GIVEN REQUEST
Copy every line of the entries that includes the word "四个带头".

EXERCISE MATERIALS
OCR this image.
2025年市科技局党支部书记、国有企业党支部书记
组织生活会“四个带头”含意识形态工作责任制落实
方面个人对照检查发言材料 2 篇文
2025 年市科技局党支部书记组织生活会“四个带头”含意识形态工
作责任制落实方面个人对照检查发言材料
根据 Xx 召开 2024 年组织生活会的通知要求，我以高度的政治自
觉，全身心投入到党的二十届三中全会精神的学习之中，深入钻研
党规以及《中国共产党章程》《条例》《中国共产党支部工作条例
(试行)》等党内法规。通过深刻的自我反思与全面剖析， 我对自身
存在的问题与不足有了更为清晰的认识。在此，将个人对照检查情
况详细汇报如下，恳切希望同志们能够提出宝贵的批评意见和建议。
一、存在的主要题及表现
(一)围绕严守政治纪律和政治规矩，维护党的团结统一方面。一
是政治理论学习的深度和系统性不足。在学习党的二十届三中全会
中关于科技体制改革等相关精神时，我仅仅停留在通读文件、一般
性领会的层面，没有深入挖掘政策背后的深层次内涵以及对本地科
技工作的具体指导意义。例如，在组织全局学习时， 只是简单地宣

SOLUTION TO THIS TASK
组织生活会“四个带头”含意识形态工作责任制落实
2025 年市科技局党支部书记组织生活会“四个带头”含意识形态工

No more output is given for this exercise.